**The task:**
Single out the lines of the material that contain "Sabrina" and copy them.

**Data lines:**

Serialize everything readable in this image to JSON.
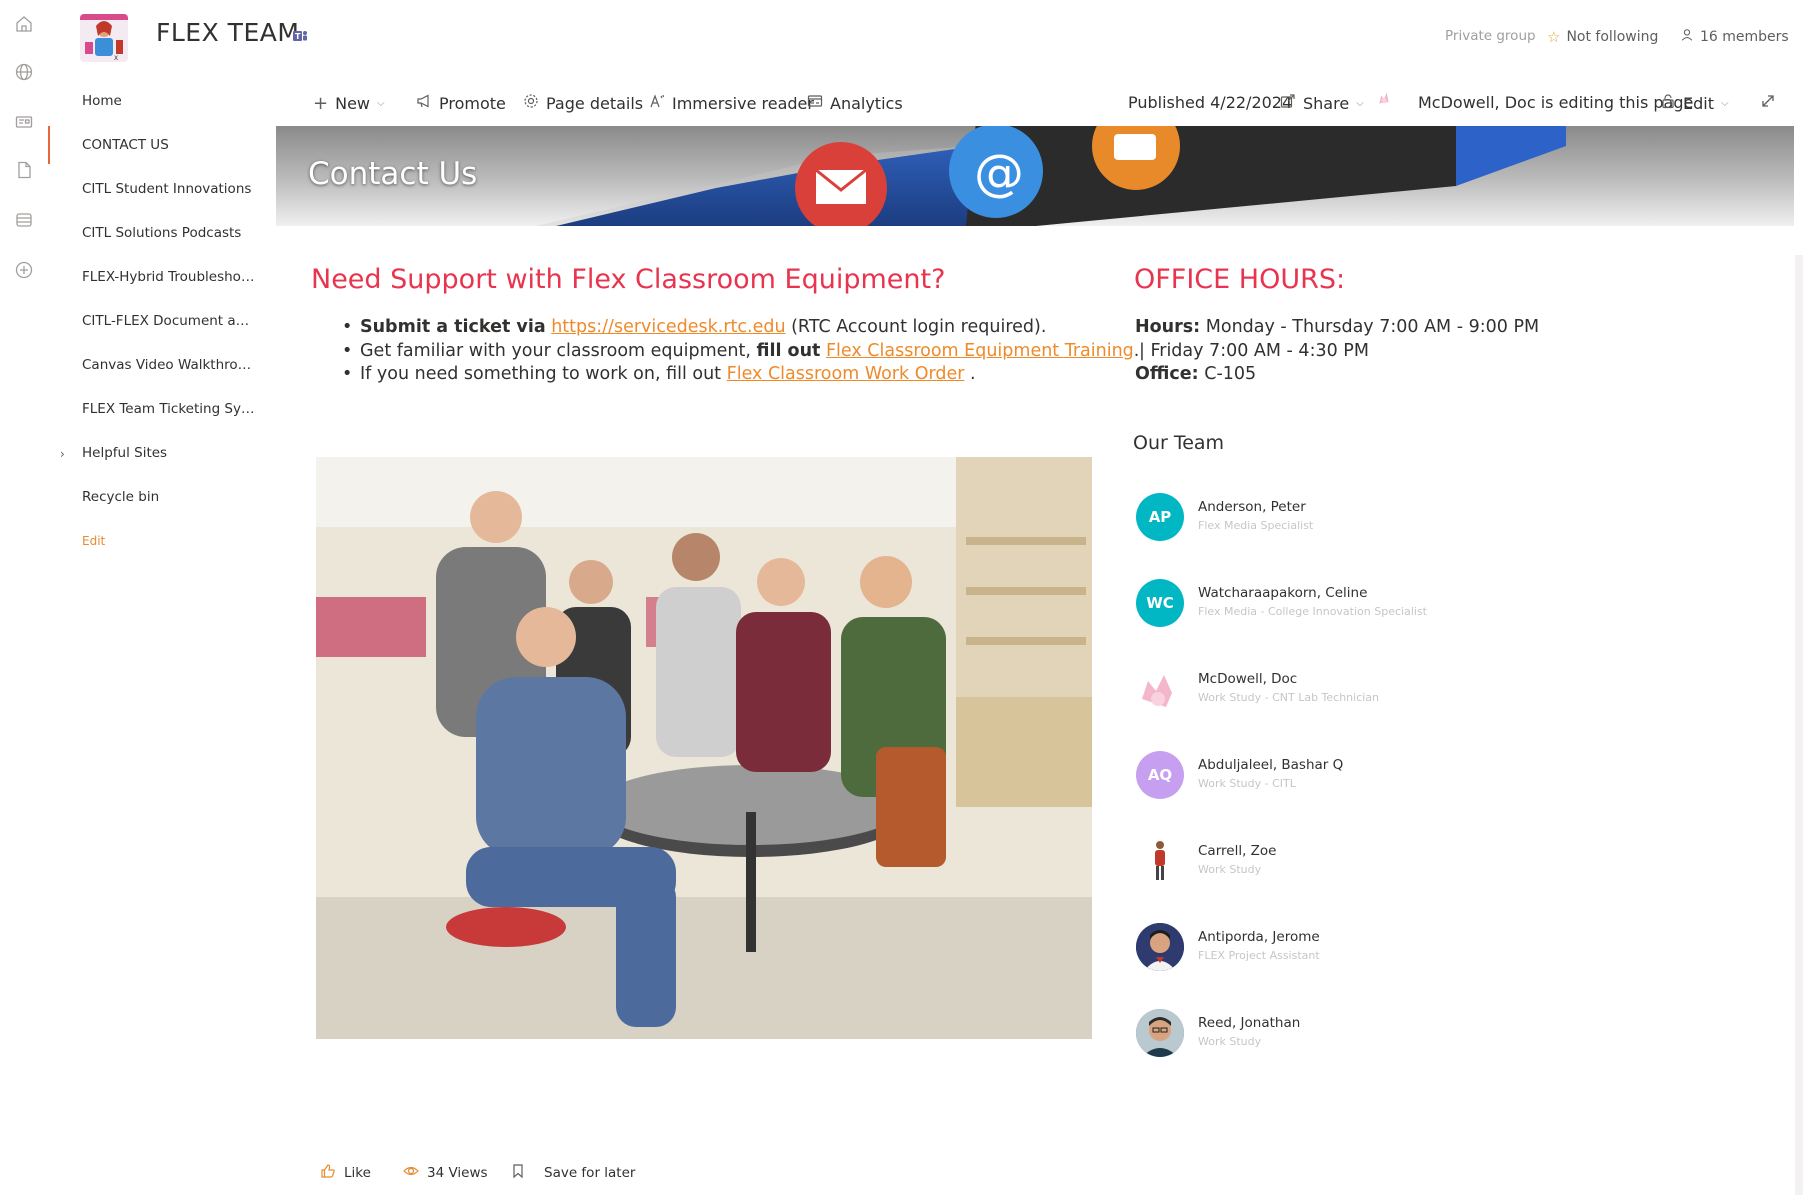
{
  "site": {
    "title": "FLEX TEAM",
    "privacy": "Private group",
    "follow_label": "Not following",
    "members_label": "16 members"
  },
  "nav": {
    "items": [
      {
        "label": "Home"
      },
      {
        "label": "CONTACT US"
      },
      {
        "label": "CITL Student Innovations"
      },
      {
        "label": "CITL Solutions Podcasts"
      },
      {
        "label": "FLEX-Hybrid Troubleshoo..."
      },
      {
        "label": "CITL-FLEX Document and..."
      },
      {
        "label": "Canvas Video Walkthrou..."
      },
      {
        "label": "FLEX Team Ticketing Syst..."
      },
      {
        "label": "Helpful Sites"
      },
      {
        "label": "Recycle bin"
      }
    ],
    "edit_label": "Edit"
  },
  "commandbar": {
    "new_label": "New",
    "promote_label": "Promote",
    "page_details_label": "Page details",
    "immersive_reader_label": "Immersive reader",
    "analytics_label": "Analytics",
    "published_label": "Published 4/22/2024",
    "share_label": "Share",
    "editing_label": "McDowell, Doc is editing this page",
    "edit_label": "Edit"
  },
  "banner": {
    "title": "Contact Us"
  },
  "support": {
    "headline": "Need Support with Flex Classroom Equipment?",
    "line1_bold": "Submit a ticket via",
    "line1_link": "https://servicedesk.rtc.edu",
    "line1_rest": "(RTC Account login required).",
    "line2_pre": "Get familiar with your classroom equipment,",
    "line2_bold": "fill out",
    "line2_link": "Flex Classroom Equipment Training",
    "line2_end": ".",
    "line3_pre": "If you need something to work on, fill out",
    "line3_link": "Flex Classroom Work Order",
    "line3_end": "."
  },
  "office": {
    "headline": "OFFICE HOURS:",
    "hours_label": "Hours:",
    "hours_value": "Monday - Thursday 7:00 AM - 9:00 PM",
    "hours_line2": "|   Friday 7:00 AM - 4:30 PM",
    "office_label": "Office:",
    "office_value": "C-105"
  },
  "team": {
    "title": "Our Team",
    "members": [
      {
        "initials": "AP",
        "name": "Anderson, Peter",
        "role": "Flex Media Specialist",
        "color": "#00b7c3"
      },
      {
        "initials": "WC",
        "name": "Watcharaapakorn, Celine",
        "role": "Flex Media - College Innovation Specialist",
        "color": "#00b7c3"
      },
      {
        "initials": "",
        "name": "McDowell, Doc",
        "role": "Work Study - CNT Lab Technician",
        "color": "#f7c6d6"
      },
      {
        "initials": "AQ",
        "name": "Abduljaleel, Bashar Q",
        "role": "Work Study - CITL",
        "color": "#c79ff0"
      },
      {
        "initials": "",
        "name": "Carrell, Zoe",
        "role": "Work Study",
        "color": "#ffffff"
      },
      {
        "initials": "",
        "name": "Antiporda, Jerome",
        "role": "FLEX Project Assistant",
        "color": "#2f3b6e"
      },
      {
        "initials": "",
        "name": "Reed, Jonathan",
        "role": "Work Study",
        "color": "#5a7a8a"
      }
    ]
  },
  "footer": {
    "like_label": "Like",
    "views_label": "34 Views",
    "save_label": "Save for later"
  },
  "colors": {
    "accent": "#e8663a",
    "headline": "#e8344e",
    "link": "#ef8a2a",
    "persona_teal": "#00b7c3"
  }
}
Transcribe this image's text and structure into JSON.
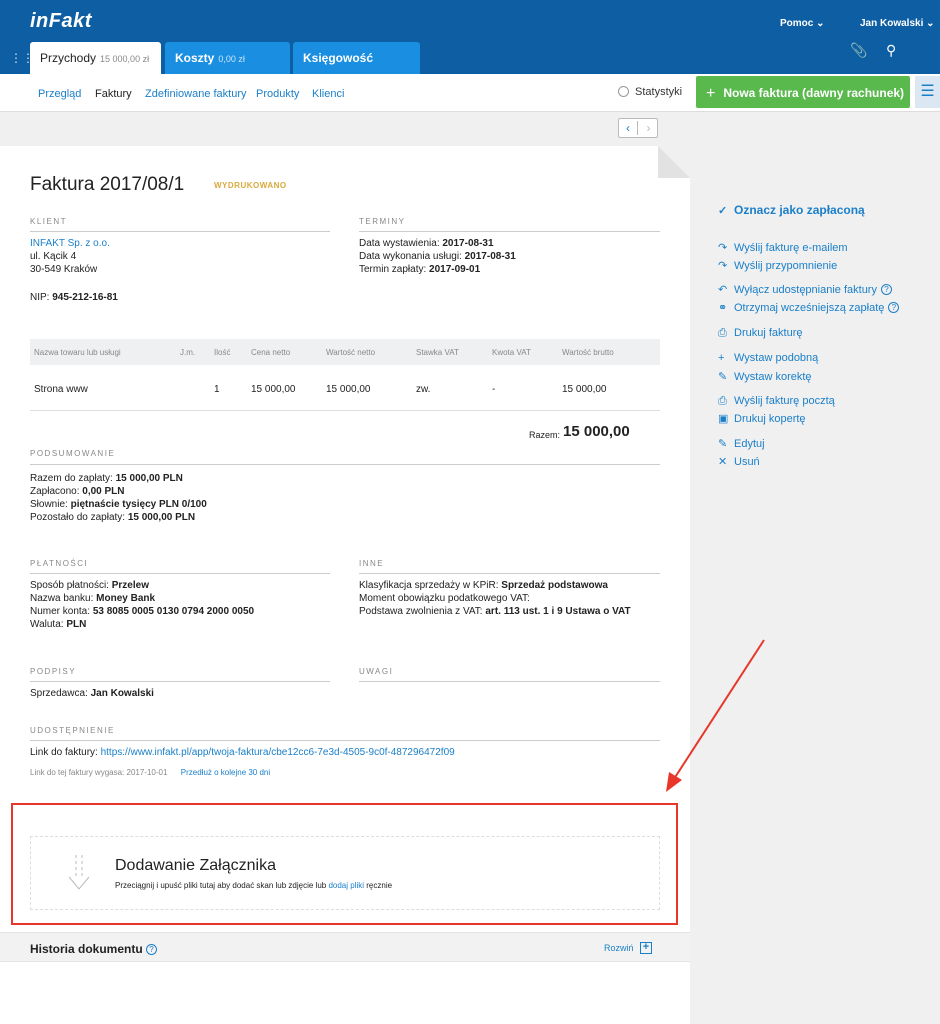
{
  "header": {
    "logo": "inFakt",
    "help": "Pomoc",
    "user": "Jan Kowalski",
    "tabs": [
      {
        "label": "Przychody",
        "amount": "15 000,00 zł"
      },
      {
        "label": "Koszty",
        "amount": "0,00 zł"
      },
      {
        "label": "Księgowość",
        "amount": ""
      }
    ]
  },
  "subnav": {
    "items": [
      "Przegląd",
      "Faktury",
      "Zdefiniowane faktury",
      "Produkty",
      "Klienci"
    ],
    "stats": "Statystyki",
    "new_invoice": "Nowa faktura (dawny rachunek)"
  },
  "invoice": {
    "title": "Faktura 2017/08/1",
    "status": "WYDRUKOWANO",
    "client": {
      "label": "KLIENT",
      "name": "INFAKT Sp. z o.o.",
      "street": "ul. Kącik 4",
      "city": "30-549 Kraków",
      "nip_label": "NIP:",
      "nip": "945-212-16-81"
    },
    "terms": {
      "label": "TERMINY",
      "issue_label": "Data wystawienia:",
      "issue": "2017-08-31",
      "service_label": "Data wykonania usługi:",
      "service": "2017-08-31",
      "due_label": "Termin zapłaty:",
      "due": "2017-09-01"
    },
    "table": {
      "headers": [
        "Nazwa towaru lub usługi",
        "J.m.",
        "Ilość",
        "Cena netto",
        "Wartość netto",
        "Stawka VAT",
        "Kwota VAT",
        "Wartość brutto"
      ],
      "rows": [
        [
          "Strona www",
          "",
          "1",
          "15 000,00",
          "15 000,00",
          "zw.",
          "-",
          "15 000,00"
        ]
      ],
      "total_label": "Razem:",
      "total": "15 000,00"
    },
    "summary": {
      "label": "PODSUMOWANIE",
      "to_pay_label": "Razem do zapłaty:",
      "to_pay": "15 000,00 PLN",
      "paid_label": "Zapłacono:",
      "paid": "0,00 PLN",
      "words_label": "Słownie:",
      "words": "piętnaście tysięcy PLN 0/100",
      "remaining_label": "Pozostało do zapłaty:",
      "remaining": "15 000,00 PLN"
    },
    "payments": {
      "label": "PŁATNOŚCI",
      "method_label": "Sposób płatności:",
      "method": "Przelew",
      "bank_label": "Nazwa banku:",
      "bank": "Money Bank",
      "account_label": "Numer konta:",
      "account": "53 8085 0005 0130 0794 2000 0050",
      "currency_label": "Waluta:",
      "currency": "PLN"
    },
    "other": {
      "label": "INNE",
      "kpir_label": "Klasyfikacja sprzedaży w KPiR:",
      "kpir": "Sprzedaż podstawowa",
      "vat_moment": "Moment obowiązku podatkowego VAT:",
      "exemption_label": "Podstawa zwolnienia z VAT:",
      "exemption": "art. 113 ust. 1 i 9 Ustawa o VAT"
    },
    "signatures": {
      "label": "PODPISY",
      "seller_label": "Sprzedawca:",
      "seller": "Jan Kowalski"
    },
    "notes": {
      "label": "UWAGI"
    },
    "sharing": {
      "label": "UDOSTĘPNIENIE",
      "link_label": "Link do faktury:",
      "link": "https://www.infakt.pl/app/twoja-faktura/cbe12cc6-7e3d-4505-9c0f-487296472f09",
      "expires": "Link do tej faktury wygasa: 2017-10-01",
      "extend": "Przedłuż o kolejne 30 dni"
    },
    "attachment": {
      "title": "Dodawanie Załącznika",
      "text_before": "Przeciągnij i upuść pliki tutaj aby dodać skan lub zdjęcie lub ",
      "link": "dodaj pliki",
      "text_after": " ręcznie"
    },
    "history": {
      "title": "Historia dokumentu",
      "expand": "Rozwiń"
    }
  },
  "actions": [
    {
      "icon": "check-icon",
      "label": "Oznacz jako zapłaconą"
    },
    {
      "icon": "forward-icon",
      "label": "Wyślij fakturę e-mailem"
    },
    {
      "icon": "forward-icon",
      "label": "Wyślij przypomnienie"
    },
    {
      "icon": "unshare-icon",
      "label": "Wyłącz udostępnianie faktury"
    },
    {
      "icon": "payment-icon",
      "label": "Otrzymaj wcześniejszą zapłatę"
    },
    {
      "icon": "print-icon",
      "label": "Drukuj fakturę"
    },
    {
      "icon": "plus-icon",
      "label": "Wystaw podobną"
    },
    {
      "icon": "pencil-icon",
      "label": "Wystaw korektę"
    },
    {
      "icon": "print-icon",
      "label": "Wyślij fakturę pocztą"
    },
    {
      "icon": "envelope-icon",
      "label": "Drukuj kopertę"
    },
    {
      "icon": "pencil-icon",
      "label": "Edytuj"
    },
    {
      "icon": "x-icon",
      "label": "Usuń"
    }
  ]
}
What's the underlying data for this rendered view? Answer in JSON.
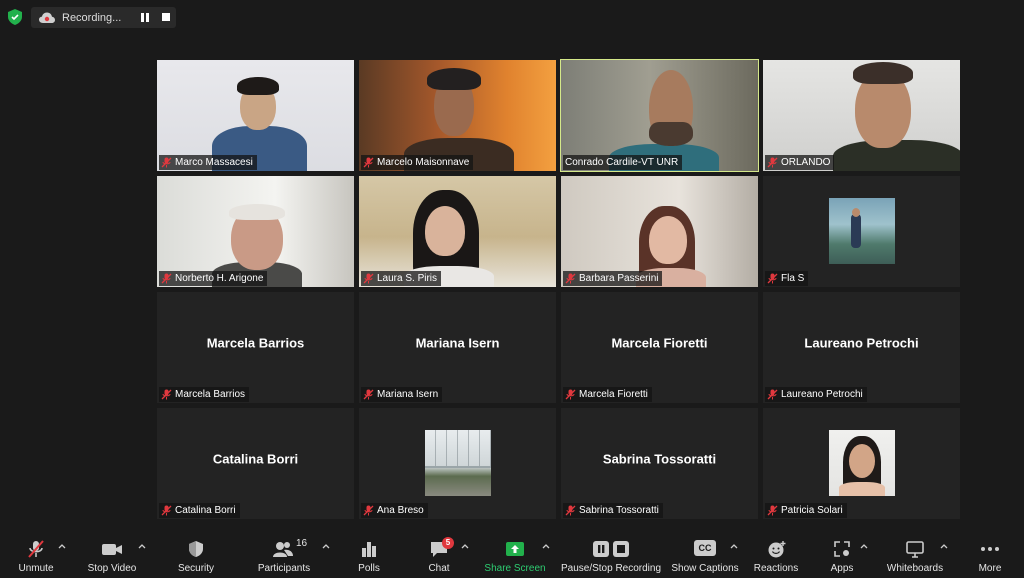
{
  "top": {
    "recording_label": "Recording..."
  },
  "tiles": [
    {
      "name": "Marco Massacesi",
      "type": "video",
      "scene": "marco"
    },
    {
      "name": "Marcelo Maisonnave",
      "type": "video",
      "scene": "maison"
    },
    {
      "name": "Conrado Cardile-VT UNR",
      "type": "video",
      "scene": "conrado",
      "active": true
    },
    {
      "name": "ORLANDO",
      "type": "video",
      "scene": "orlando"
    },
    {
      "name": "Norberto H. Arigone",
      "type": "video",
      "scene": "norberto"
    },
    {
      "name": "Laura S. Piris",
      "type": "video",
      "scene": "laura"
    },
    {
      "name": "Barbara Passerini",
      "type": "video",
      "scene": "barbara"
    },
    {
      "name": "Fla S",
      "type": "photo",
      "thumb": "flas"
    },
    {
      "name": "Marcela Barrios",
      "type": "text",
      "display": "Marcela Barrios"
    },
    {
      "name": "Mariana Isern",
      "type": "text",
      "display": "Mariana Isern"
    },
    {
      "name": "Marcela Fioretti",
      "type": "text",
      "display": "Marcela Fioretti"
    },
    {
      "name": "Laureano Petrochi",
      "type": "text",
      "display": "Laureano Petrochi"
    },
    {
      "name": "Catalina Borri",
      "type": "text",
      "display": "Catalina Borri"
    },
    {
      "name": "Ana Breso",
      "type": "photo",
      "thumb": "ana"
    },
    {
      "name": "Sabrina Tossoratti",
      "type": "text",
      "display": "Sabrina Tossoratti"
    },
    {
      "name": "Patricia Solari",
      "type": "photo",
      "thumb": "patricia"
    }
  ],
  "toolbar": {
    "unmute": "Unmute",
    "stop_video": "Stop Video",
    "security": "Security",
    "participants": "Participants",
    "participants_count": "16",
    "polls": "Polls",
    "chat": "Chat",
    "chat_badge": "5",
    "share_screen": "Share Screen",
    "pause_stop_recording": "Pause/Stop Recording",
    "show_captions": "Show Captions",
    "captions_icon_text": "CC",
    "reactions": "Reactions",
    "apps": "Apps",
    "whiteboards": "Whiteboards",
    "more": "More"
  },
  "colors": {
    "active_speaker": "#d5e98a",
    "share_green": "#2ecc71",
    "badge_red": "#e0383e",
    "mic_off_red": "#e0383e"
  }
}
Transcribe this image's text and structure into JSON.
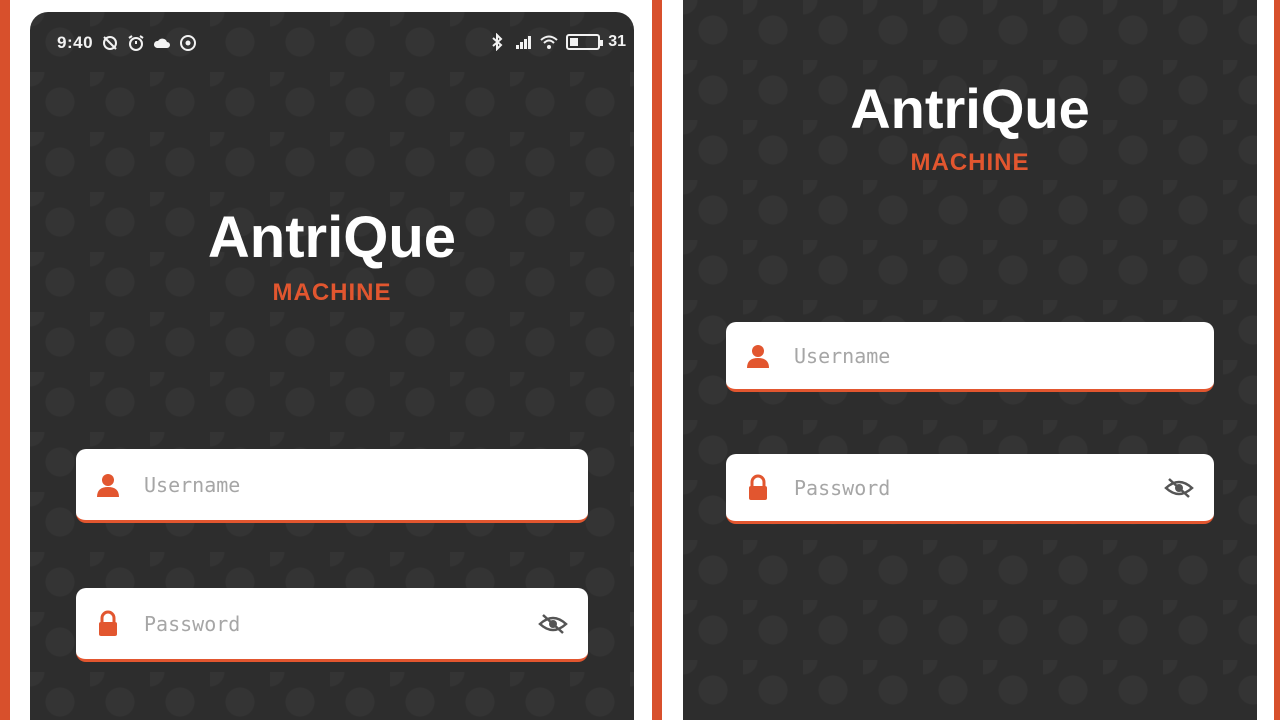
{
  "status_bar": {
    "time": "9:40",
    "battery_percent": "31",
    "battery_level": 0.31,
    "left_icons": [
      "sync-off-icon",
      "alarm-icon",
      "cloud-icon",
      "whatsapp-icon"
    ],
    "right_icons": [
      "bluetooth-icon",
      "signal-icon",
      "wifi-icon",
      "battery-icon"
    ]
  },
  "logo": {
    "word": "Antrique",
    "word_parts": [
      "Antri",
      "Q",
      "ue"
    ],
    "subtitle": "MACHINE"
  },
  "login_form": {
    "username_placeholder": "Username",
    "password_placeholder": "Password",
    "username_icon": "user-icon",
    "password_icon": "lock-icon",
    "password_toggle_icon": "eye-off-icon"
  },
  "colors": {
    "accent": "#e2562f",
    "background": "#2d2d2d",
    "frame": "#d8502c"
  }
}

**Result for this task:**
      "name": "Sabrina Tossoratti",
      "display": "Sabrina Tossoratti"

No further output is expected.